Task details: Find the line containing "What data populates" in the listing below; reproduce it and every line after, exactly. Skip pictures.

Task material:
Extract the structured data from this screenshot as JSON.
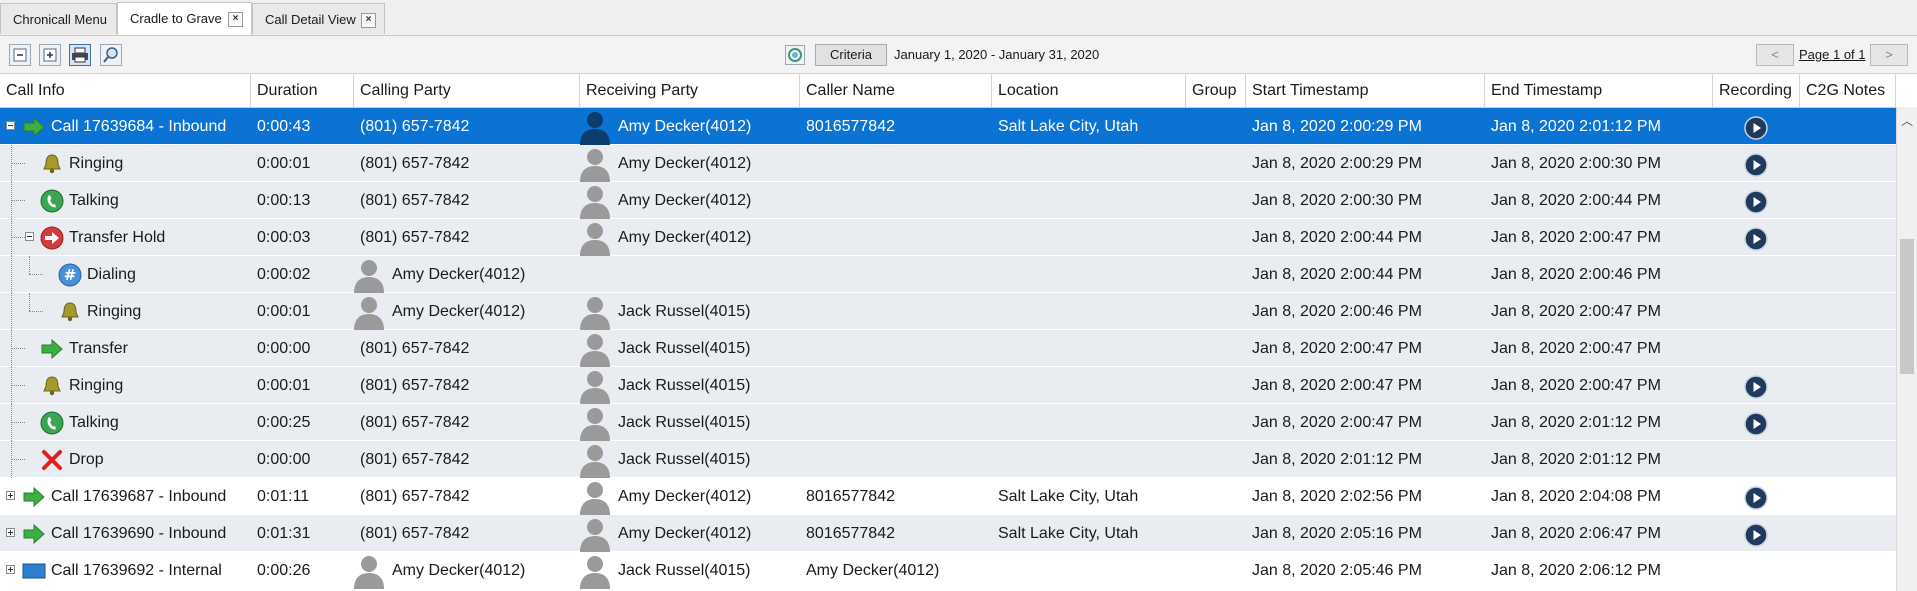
{
  "tabs": [
    {
      "label": "Chronicall Menu",
      "closable": false,
      "active": false
    },
    {
      "label": "Cradle to Grave",
      "closable": true,
      "active": true
    },
    {
      "label": "Call Detail View",
      "closable": true,
      "active": false
    }
  ],
  "toolbar": {
    "icons": [
      "collapse-all-icon",
      "expand-all-icon",
      "print-icon",
      "search-icon"
    ],
    "criteria_label": "Criteria",
    "date_range": "January 1, 2020 - January 31, 2020",
    "prev_label": "<",
    "next_label": ">",
    "page_info": "Page 1 of 1"
  },
  "columns": [
    "Call Info",
    "Duration",
    "Calling Party",
    "Receiving Party",
    "Caller Name",
    "Location",
    "Group",
    "Start Timestamp",
    "End Timestamp",
    "Recording",
    "C2G Notes"
  ],
  "rows": [
    {
      "kind": "call",
      "expander": "minus",
      "icon": "inbound-arrow-icon",
      "label": "Call 17639684 - Inbound",
      "duration": "0:00:43",
      "calling": "(801) 657-7842",
      "calling_avatar": false,
      "receiving": "Amy Decker(4012)",
      "receiving_avatar": true,
      "caller_name": "8016577842",
      "location": "Salt Lake City, Utah",
      "group": "",
      "start": "Jan 8, 2020 2:00:29 PM",
      "end": "Jan 8, 2020 2:01:12 PM",
      "recording": true,
      "style": "sel"
    },
    {
      "kind": "event",
      "level": 1,
      "icon": "bell-icon",
      "label": "Ringing",
      "duration": "0:00:01",
      "calling": "(801) 657-7842",
      "calling_avatar": false,
      "receiving": "Amy Decker(4012)",
      "receiving_avatar": true,
      "caller_name": "",
      "location": "",
      "group": "",
      "start": "Jan 8, 2020 2:00:29 PM",
      "end": "Jan 8, 2020 2:00:30 PM",
      "recording": true,
      "style": "child"
    },
    {
      "kind": "event",
      "level": 1,
      "icon": "phone-talking-icon",
      "label": "Talking",
      "duration": "0:00:13",
      "calling": "(801) 657-7842",
      "calling_avatar": false,
      "receiving": "Amy Decker(4012)",
      "receiving_avatar": true,
      "caller_name": "",
      "location": "",
      "group": "",
      "start": "Jan 8, 2020 2:00:30 PM",
      "end": "Jan 8, 2020 2:00:44 PM",
      "recording": true,
      "style": "child"
    },
    {
      "kind": "event",
      "level": 1,
      "expander": "minus",
      "icon": "transfer-hold-icon",
      "label": "Transfer Hold",
      "duration": "0:00:03",
      "calling": "(801) 657-7842",
      "calling_avatar": false,
      "receiving": "Amy Decker(4012)",
      "receiving_avatar": true,
      "caller_name": "",
      "location": "",
      "group": "",
      "start": "Jan 8, 2020 2:00:44 PM",
      "end": "Jan 8, 2020 2:00:47 PM",
      "recording": true,
      "style": "child"
    },
    {
      "kind": "event",
      "level": 2,
      "icon": "dialing-hash-icon",
      "label": "Dialing",
      "duration": "0:00:02",
      "calling": "Amy Decker(4012)",
      "calling_avatar": true,
      "receiving": "",
      "receiving_avatar": false,
      "caller_name": "",
      "location": "",
      "group": "",
      "start": "Jan 8, 2020 2:00:44 PM",
      "end": "Jan 8, 2020 2:00:46 PM",
      "recording": false,
      "style": "child"
    },
    {
      "kind": "event",
      "level": 2,
      "icon": "bell-icon",
      "label": "Ringing",
      "duration": "0:00:01",
      "calling": "Amy Decker(4012)",
      "calling_avatar": true,
      "receiving": "Jack Russel(4015)",
      "receiving_avatar": true,
      "caller_name": "",
      "location": "",
      "group": "",
      "start": "Jan 8, 2020 2:00:46 PM",
      "end": "Jan 8, 2020 2:00:47 PM",
      "recording": false,
      "style": "child"
    },
    {
      "kind": "event",
      "level": 1,
      "icon": "transfer-arrow-icon",
      "label": "Transfer",
      "duration": "0:00:00",
      "calling": "(801) 657-7842",
      "calling_avatar": false,
      "receiving": "Jack Russel(4015)",
      "receiving_avatar": true,
      "caller_name": "",
      "location": "",
      "group": "",
      "start": "Jan 8, 2020 2:00:47 PM",
      "end": "Jan 8, 2020 2:00:47 PM",
      "recording": false,
      "style": "child"
    },
    {
      "kind": "event",
      "level": 1,
      "icon": "bell-icon",
      "label": "Ringing",
      "duration": "0:00:01",
      "calling": "(801) 657-7842",
      "calling_avatar": false,
      "receiving": "Jack Russel(4015)",
      "receiving_avatar": true,
      "caller_name": "",
      "location": "",
      "group": "",
      "start": "Jan 8, 2020 2:00:47 PM",
      "end": "Jan 8, 2020 2:00:47 PM",
      "recording": true,
      "style": "child"
    },
    {
      "kind": "event",
      "level": 1,
      "icon": "phone-talking-icon",
      "label": "Talking",
      "duration": "0:00:25",
      "calling": "(801) 657-7842",
      "calling_avatar": false,
      "receiving": "Jack Russel(4015)",
      "receiving_avatar": true,
      "caller_name": "",
      "location": "",
      "group": "",
      "start": "Jan 8, 2020 2:00:47 PM",
      "end": "Jan 8, 2020 2:01:12 PM",
      "recording": true,
      "style": "child"
    },
    {
      "kind": "event",
      "level": 1,
      "icon": "drop-x-icon",
      "label": "Drop",
      "duration": "0:00:00",
      "calling": "(801) 657-7842",
      "calling_avatar": false,
      "receiving": "Jack Russel(4015)",
      "receiving_avatar": true,
      "caller_name": "",
      "location": "",
      "group": "",
      "start": "Jan 8, 2020 2:01:12 PM",
      "end": "Jan 8, 2020 2:01:12 PM",
      "recording": false,
      "style": "child"
    },
    {
      "kind": "call",
      "expander": "plus",
      "icon": "inbound-arrow-icon",
      "label": "Call 17639687 - Inbound",
      "duration": "0:01:11",
      "calling": "(801) 657-7842",
      "calling_avatar": false,
      "receiving": "Amy Decker(4012)",
      "receiving_avatar": true,
      "caller_name": "8016577842",
      "location": "Salt Lake City, Utah",
      "group": "",
      "start": "Jan 8, 2020 2:02:56 PM",
      "end": "Jan 8, 2020 2:04:08 PM",
      "recording": true,
      "style": "white"
    },
    {
      "kind": "call",
      "expander": "plus",
      "icon": "inbound-arrow-icon",
      "label": "Call 17639690 - Inbound",
      "duration": "0:01:31",
      "calling": "(801) 657-7842",
      "calling_avatar": false,
      "receiving": "Amy Decker(4012)",
      "receiving_avatar": true,
      "caller_name": "8016577842",
      "location": "Salt Lake City, Utah",
      "group": "",
      "start": "Jan 8, 2020 2:05:16 PM",
      "end": "Jan 8, 2020 2:06:47 PM",
      "recording": true,
      "style": "grey"
    },
    {
      "kind": "call",
      "expander": "plus",
      "icon": "internal-monitor-icon",
      "label": "Call 17639692 - Internal",
      "duration": "0:00:26",
      "calling": "Amy Decker(4012)",
      "calling_avatar": true,
      "receiving": "Jack Russel(4015)",
      "receiving_avatar": true,
      "caller_name": "Amy Decker(4012)",
      "location": "",
      "group": "",
      "start": "Jan 8, 2020 2:05:46 PM",
      "end": "Jan 8, 2020 2:06:12 PM",
      "recording": false,
      "style": "white"
    }
  ],
  "colors": {
    "selected": "#0a73d3",
    "child_row": "#e9edf2",
    "inbound_green": "#3cb043",
    "play_button": "#1f3a5c"
  }
}
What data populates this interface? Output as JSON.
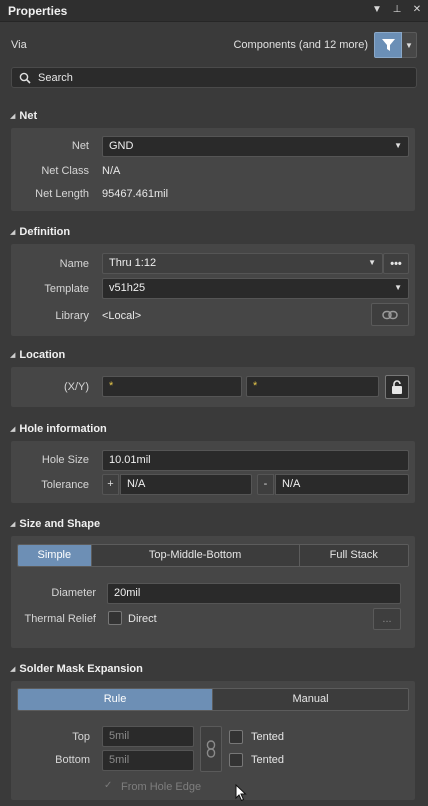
{
  "panel": {
    "title": "Properties",
    "title_icons": [
      "dropdown-arrow-icon",
      "pin-icon",
      "close-icon"
    ]
  },
  "header": {
    "object_type": "Via",
    "filter_text": "Components (and 12 more)",
    "accent": "#6b8fb6"
  },
  "search": {
    "placeholder": "Search"
  },
  "net": {
    "title": "Net",
    "net_label": "Net",
    "net_value": "GND",
    "netclass_label": "Net Class",
    "netclass_value": "N/A",
    "netlength_label": "Net Length",
    "netlength_value": "95467.461mil"
  },
  "definition": {
    "title": "Definition",
    "name_label": "Name",
    "name_value": "Thru 1:12",
    "template_label": "Template",
    "template_value": "v51h25",
    "library_label": "Library",
    "library_value": "<Local>"
  },
  "location": {
    "title": "Location",
    "xy_label": "(X/Y)",
    "x_value": "*",
    "y_value": "*"
  },
  "hole": {
    "title": "Hole information",
    "size_label": "Hole Size",
    "size_value": "10.01mil",
    "tol_label": "Tolerance",
    "plus": "+",
    "minus": "-",
    "tol_plus_value": "N/A",
    "tol_minus_value": "N/A"
  },
  "size_shape": {
    "title": "Size and Shape",
    "modes": [
      "Simple",
      "Top-Middle-Bottom",
      "Full Stack"
    ],
    "selected_mode": "Simple",
    "diameter_label": "Diameter",
    "diameter_value": "20mil",
    "thermal_label": "Thermal Relief",
    "thermal_option": "Direct",
    "more_button": "..."
  },
  "solder_mask": {
    "title": "Solder Mask Expansion",
    "modes": [
      "Rule",
      "Manual"
    ],
    "selected_mode": "Rule",
    "top_label": "Top",
    "top_value": "5mil",
    "bottom_label": "Bottom",
    "bottom_value": "5mil",
    "top_tented": "Tented",
    "bottom_tented": "Tented",
    "from_hole_edge": "From Hole Edge"
  }
}
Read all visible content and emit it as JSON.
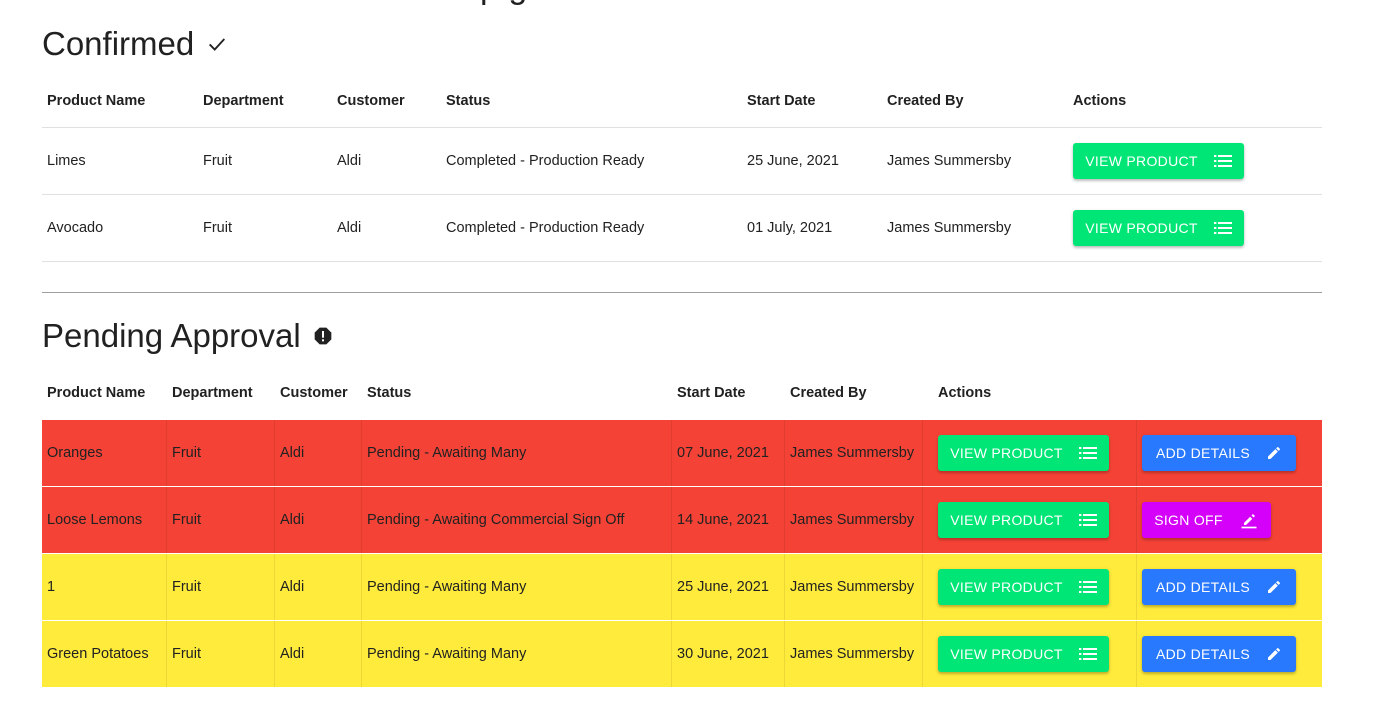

Written solution:
What data populates this interface? Output as JSON.
{
  "panel": {
    "title": "Properties",
    "title_icons": [
      "dropdown-arrow-icon",
      "pin-icon",
      "close-icon"
    ]
  },
  "header": {
    "object_type": "Via",
    "filter_text": "Components (and 12 more)",
    "accent": "#6b8fb6"
  },
  "search": {
    "placeholder": "Search"
  },
  "net": {
    "title": "Net",
    "net_label": "Net",
    "net_value": "GND",
    "netclass_label": "Net Class",
    "netclass_value": "N/A",
    "netlength_label": "Net Length",
    "netlength_value": "95467.461mil"
  },
  "definition": {
    "title": "Definition",
    "name_label": "Name",
    "name_value": "Thru 1:12",
    "template_label": "Template",
    "template_value": "v51h25",
    "library_label": "Library",
    "library_value": "<Local>"
  },
  "location": {
    "title": "Location",
    "xy_label": "(X/Y)",
    "x_value": "*",
    "y_value": "*"
  },
  "hole": {
    "title": "Hole information",
    "size_label": "Hole Size",
    "size_value": "10.01mil",
    "tol_label": "Tolerance",
    "plus": "+",
    "minus": "-",
    "tol_plus_value": "N/A",
    "tol_minus_value": "N/A"
  },
  "size_shape": {
    "title": "Size and Shape",
    "modes": [
      "Simple",
      "Top-Middle-Bottom",
      "Full Stack"
    ],
    "selected_mode": "Simple",
    "diameter_label": "Diameter",
    "diameter_value": "20mil",
    "thermal_label": "Thermal Relief",
    "thermal_option": "Direct",
    "more_button": "..."
  },
  "solder_mask": {
    "title": "Solder Mask Expansion",
    "modes": [
      "Rule",
      "Manual"
    ],
    "selected_mode": "Rule",
    "top_label": "Top",
    "top_value": "5mil",
    "bottom_label": "Bottom",
    "bottom_value": "5mil",
    "top_tented": "Tented",
    "bottom_tented": "Tented",
    "from_hole_edge": "From Hole Edge"
  }
}
Read all visible content and emit it as JSON.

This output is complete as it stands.